Figure collection entries |
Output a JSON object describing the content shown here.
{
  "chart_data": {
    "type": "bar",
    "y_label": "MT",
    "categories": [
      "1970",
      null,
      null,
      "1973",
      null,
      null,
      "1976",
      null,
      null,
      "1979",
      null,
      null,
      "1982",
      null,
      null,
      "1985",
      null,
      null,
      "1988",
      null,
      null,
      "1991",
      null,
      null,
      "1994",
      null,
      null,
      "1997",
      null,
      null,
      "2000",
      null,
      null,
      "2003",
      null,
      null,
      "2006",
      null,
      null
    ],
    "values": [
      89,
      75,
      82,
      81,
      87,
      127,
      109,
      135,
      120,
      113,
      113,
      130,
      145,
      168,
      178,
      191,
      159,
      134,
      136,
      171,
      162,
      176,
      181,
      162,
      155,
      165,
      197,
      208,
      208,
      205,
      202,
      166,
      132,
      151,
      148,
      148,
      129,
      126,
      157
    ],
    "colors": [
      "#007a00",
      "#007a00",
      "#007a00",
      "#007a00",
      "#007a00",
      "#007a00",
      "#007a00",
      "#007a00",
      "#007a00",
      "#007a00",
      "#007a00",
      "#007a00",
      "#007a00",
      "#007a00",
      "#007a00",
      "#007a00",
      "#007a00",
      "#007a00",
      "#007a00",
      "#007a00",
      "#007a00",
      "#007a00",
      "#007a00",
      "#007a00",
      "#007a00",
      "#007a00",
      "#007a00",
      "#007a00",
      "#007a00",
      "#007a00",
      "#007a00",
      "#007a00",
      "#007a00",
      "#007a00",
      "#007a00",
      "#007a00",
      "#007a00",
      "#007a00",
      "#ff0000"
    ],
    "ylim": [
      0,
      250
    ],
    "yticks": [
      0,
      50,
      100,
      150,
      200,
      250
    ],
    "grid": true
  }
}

WHAT YOU SHOULD DO |
Every entry must be retyped in full, exactly as given.

TASK OUTPUT |
Output a JSON object describing the content shown here.
{
  "chart_data": {
    "type": "bar",
    "y_label": "MT",
    "categories": [
      "1970",
      null,
      null,
      "1973",
      null,
      null,
      "1976",
      null,
      null,
      "1979",
      null,
      null,
      "1982",
      null,
      null,
      "1985",
      null,
      null,
      "1988",
      null,
      null,
      "1991",
      null,
      null,
      "1994",
      null,
      null,
      "1997",
      null,
      null,
      "2000",
      null,
      null,
      "2003",
      null,
      null,
      "2006",
      null,
      null
    ],
    "values": [
      89,
      75,
      82,
      81,
      87,
      127,
      109,
      135,
      120,
      113,
      113,
      130,
      145,
      168,
      178,
      191,
      159,
      134,
      136,
      171,
      162,
      176,
      181,
      162,
      155,
      165,
      197,
      208,
      208,
      205,
      202,
      166,
      132,
      151,
      148,
      148,
      129,
      126,
      157
    ],
    "colors": [
      "#007a00",
      "#007a00",
      "#007a00",
      "#007a00",
      "#007a00",
      "#007a00",
      "#007a00",
      "#007a00",
      "#007a00",
      "#007a00",
      "#007a00",
      "#007a00",
      "#007a00",
      "#007a00",
      "#007a00",
      "#007a00",
      "#007a00",
      "#007a00",
      "#007a00",
      "#007a00",
      "#007a00",
      "#007a00",
      "#007a00",
      "#007a00",
      "#007a00",
      "#007a00",
      "#007a00",
      "#007a00",
      "#007a00",
      "#007a00",
      "#007a00",
      "#007a00",
      "#007a00",
      "#007a00",
      "#007a00",
      "#007a00",
      "#007a00",
      "#007a00",
      "#ff0000"
    ],
    "ylim": [
      0,
      250
    ],
    "yticks": [
      0,
      50,
      100,
      150,
      200,
      250
    ],
    "grid": true
  }
}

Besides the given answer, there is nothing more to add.